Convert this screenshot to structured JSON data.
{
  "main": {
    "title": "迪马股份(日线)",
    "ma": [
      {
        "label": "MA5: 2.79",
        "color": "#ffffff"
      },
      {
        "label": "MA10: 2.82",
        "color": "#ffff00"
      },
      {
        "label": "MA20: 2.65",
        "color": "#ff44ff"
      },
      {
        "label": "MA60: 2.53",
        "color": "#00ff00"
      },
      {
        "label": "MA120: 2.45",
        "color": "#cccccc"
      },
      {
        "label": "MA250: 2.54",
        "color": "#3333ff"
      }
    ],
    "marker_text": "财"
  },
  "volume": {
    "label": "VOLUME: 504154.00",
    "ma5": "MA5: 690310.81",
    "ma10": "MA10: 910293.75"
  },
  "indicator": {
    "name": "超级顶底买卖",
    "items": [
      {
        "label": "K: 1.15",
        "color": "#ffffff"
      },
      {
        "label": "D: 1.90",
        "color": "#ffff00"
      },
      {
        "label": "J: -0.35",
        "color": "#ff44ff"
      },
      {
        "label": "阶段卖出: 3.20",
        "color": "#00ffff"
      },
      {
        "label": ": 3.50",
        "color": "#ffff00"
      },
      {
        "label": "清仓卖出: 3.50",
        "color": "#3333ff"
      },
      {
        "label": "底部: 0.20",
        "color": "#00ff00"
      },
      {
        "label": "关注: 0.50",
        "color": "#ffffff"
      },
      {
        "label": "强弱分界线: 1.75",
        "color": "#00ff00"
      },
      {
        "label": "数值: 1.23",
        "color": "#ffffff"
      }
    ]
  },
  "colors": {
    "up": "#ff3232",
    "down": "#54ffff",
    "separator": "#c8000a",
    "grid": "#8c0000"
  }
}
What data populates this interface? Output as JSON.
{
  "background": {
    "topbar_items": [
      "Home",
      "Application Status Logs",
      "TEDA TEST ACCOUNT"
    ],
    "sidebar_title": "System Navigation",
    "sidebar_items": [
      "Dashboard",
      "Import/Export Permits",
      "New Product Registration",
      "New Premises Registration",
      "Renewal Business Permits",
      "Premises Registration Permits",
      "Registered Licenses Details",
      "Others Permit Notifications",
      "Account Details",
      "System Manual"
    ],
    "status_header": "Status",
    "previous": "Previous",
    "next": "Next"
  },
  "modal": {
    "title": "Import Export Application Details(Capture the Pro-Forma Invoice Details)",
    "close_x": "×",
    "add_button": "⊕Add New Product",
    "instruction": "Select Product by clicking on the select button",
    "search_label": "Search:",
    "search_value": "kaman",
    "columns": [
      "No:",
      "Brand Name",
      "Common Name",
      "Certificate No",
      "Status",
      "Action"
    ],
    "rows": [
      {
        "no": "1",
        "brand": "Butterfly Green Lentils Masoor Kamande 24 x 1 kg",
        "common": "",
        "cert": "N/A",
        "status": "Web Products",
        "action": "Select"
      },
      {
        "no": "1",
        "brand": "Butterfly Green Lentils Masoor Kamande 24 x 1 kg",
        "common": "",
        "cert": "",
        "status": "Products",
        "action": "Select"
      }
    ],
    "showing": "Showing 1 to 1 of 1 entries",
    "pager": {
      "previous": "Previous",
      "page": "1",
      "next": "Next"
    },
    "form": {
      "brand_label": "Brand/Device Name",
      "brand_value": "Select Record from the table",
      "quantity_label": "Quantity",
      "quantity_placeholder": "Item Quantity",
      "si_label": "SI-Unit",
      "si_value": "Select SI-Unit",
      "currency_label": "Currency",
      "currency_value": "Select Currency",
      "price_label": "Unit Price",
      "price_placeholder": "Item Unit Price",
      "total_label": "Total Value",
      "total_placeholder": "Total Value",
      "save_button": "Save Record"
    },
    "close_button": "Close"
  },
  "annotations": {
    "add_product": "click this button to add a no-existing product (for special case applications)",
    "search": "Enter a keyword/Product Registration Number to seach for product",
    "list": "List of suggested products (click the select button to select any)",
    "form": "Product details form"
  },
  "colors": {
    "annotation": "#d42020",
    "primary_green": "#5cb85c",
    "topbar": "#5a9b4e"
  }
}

◆ Goal
Extract all the material, leaving every line as it is.

◆ Finished exercise
Convert this screenshot to structured JSON data.
{
  "main": {
    "title": "迪马股份(日线)",
    "ma": [
      {
        "label": "MA5: 2.79",
        "color": "#ffffff"
      },
      {
        "label": "MA10: 2.82",
        "color": "#ffff00"
      },
      {
        "label": "MA20: 2.65",
        "color": "#ff44ff"
      },
      {
        "label": "MA60: 2.53",
        "color": "#00ff00"
      },
      {
        "label": "MA120: 2.45",
        "color": "#cccccc"
      },
      {
        "label": "MA250: 2.54",
        "color": "#3333ff"
      }
    ],
    "marker_text": "财"
  },
  "volume": {
    "label": "VOLUME: 504154.00",
    "ma5": "MA5: 690310.81",
    "ma10": "MA10: 910293.75"
  },
  "indicator": {
    "name": "超级顶底买卖",
    "items": [
      {
        "label": "K: 1.15",
        "color": "#ffffff"
      },
      {
        "label": "D: 1.90",
        "color": "#ffff00"
      },
      {
        "label": "J: -0.35",
        "color": "#ff44ff"
      },
      {
        "label": "阶段卖出: 3.20",
        "color": "#00ffff"
      },
      {
        "label": ": 3.50",
        "color": "#ffff00"
      },
      {
        "label": "清仓卖出: 3.50",
        "color": "#3333ff"
      },
      {
        "label": "底部: 0.20",
        "color": "#00ff00"
      },
      {
        "label": "关注: 0.50",
        "color": "#ffffff"
      },
      {
        "label": "强弱分界线: 1.75",
        "color": "#00ff00"
      },
      {
        "label": "数值: 1.23",
        "color": "#ffffff"
      }
    ]
  },
  "colors": {
    "up": "#ff3232",
    "down": "#54ffff",
    "separator": "#c8000a",
    "grid": "#8c0000"
  }
}
What data populates this interface? Output as JSON.
{
  "background": {
    "topbar_items": [
      "Home",
      "Application Status Logs",
      "TEDA TEST ACCOUNT"
    ],
    "sidebar_title": "System Navigation",
    "sidebar_items": [
      "Dashboard",
      "Import/Export Permits",
      "New Product Registration",
      "New Premises Registration",
      "Renewal Business Permits",
      "Premises Registration Permits",
      "Registered Licenses Details",
      "Others Permit Notifications",
      "Account Details",
      "System Manual"
    ],
    "status_header": "Status",
    "previous": "Previous",
    "next": "Next"
  },
  "modal": {
    "title": "Import Export Application Details(Capture the Pro-Forma Invoice Details)",
    "close_x": "×",
    "add_button": "⊕Add New Product",
    "instruction": "Select Product by clicking on the select button",
    "search_label": "Search:",
    "search_value": "kaman",
    "columns": [
      "No:",
      "Brand Name",
      "Common Name",
      "Certificate No",
      "Status",
      "Action"
    ],
    "rows": [
      {
        "no": "1",
        "brand": "Butterfly Green Lentils Masoor Kamande 24 x 1 kg",
        "common": "",
        "cert": "N/A",
        "status": "Web Products",
        "action": "Select"
      },
      {
        "no": "1",
        "brand": "Butterfly Green Lentils Masoor Kamande 24 x 1 kg",
        "common": "",
        "cert": "",
        "status": "Products",
        "action": "Select"
      }
    ],
    "showing": "Showing 1 to 1 of 1 entries",
    "pager": {
      "previous": "Previous",
      "page": "1",
      "next": "Next"
    },
    "form": {
      "brand_label": "Brand/Device Name",
      "brand_value": "Select Record from the table",
      "quantity_label": "Quantity",
      "quantity_placeholder": "Item Quantity",
      "si_label": "SI-Unit",
      "si_value": "Select SI-Unit",
      "currency_label": "Currency",
      "currency_value": "Select Currency",
      "price_label": "Unit Price",
      "price_placeholder": "Item Unit Price",
      "total_label": "Total Value",
      "total_placeholder": "Total Value",
      "save_button": "Save Record"
    },
    "close_button": "Close"
  },
  "annotations": {
    "add_product": "click this button to add a no-existing product (for special case applications)",
    "search": "Enter a keyword/Product Registration Number to seach for product",
    "list": "List of suggested products (click the select button to select any)",
    "form": "Product details form"
  },
  "colors": {
    "annotation": "#d42020",
    "primary_green": "#5cb85c",
    "topbar": "#5a9b4e"
  }
}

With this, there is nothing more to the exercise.